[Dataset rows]
——
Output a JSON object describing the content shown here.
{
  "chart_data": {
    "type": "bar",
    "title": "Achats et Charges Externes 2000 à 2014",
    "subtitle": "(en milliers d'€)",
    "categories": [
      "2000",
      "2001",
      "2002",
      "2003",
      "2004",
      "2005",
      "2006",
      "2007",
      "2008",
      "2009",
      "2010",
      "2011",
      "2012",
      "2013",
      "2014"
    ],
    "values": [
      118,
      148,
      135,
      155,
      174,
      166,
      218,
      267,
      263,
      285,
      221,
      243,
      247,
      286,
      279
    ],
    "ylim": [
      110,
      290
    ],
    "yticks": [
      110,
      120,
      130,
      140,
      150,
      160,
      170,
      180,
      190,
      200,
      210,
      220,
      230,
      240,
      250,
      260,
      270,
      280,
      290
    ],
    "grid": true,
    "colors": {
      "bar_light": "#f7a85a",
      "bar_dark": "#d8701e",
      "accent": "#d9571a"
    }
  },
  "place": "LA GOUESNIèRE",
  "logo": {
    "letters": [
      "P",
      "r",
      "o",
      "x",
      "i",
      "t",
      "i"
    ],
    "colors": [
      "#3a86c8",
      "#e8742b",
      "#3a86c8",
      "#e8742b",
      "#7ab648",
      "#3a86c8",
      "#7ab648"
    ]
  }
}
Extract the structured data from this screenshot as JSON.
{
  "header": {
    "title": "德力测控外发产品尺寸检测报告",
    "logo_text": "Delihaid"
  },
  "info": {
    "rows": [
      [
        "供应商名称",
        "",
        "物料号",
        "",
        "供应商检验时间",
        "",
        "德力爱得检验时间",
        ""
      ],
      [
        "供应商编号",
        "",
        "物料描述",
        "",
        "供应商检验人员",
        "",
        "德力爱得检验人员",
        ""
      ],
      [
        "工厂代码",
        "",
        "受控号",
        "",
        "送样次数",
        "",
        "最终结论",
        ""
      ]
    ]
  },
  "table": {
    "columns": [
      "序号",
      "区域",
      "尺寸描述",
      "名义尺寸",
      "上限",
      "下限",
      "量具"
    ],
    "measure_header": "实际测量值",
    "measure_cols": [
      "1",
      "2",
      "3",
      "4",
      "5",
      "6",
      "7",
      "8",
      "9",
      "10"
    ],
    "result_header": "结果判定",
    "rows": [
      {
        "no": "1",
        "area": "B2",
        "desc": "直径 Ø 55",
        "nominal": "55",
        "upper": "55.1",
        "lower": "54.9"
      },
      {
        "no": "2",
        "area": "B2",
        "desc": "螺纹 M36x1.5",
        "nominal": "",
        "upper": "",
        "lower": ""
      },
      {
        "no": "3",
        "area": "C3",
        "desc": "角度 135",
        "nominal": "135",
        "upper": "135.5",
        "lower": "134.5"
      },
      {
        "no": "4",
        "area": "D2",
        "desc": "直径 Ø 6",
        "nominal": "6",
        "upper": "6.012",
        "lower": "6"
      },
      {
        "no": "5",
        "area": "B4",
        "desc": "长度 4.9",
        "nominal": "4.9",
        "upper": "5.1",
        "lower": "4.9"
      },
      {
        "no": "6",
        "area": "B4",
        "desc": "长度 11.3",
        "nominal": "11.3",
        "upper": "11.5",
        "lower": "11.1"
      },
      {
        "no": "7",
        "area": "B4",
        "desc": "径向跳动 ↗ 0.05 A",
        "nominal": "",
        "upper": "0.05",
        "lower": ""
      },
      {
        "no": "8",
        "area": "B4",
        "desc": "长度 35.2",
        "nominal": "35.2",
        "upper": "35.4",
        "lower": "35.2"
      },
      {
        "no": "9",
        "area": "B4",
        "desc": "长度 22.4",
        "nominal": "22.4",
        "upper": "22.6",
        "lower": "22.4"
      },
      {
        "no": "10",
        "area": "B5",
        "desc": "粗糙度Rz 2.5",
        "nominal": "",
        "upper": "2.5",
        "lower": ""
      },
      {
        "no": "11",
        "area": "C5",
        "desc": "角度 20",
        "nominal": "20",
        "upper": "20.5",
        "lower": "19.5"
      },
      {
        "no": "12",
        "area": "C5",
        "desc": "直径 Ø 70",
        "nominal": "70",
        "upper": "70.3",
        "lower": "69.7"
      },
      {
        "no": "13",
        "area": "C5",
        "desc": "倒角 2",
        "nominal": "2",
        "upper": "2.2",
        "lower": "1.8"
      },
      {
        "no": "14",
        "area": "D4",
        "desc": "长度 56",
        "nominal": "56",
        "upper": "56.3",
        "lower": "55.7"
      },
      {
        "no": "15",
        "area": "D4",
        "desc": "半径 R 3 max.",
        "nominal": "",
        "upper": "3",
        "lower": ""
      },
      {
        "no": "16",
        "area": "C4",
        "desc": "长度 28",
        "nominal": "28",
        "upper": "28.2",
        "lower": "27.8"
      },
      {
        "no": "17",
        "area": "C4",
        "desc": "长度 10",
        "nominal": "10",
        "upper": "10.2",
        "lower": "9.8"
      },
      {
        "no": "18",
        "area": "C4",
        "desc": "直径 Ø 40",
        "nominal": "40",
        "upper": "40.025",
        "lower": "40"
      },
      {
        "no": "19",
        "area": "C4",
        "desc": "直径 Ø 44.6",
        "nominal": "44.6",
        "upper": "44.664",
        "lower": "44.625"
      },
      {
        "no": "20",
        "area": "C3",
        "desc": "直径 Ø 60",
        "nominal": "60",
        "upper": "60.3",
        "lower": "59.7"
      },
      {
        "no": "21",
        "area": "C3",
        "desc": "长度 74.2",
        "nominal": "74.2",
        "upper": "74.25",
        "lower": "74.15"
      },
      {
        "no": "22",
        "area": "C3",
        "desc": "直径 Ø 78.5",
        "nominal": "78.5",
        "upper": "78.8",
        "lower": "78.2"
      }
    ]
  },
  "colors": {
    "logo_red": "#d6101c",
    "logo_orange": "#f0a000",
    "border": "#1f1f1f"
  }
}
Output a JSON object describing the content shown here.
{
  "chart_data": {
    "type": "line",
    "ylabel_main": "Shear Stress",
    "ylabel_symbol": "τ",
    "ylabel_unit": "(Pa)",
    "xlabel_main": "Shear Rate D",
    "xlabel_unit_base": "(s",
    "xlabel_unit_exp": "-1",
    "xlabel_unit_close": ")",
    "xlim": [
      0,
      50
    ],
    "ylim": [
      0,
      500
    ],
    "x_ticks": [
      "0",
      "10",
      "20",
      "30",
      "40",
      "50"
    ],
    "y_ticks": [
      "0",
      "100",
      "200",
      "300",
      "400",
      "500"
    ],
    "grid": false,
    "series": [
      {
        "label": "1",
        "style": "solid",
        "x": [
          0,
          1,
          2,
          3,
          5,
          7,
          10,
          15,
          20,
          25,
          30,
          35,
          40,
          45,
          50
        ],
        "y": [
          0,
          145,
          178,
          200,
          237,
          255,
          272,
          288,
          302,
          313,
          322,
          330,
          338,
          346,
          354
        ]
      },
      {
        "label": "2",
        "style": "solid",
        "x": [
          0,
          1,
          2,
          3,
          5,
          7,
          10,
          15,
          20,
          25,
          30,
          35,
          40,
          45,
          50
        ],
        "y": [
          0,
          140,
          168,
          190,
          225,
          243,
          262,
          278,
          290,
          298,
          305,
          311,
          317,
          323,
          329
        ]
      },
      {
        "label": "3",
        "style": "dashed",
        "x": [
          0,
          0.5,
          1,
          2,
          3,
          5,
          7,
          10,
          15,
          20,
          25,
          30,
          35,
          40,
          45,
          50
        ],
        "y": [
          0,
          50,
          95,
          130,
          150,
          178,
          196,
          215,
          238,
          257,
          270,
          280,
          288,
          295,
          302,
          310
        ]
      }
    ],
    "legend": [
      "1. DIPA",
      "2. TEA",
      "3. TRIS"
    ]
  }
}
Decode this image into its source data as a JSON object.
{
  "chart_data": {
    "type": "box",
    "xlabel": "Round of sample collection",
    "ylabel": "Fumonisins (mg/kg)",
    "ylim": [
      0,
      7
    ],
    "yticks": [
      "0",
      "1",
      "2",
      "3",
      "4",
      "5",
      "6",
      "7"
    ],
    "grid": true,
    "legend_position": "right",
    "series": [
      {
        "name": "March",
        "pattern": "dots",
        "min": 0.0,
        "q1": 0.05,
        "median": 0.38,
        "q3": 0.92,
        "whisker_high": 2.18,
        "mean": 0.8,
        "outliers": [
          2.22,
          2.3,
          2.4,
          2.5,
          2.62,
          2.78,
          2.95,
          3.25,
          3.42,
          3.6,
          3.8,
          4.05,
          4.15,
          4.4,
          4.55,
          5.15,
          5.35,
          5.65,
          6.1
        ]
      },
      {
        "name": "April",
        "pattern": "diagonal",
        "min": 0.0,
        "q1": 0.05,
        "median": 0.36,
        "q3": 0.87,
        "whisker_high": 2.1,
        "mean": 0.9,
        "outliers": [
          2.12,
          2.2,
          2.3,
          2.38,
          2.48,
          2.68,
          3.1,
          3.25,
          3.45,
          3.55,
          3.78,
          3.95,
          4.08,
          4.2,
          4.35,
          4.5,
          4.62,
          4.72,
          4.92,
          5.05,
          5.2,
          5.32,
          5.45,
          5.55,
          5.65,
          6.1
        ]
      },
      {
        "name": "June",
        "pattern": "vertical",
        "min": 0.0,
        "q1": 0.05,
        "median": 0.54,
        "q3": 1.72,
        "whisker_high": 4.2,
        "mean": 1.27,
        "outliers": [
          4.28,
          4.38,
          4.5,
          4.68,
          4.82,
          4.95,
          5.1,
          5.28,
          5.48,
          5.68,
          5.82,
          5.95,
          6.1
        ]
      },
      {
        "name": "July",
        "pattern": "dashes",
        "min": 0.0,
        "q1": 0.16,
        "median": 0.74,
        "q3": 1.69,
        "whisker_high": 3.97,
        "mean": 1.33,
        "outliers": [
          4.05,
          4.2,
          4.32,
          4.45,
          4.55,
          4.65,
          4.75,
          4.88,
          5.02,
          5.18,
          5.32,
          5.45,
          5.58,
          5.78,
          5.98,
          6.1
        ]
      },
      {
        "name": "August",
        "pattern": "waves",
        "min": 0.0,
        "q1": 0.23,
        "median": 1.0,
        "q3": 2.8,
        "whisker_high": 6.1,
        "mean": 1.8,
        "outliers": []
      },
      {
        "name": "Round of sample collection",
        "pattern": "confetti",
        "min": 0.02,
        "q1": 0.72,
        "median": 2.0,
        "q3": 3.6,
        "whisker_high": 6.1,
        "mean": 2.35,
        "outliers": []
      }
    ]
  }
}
——
WRITTEN PROBLEM -
Among the lines of the material above, how many include the string "this"? Report only that number.

RESPONSE TO THE EXERCISE -
2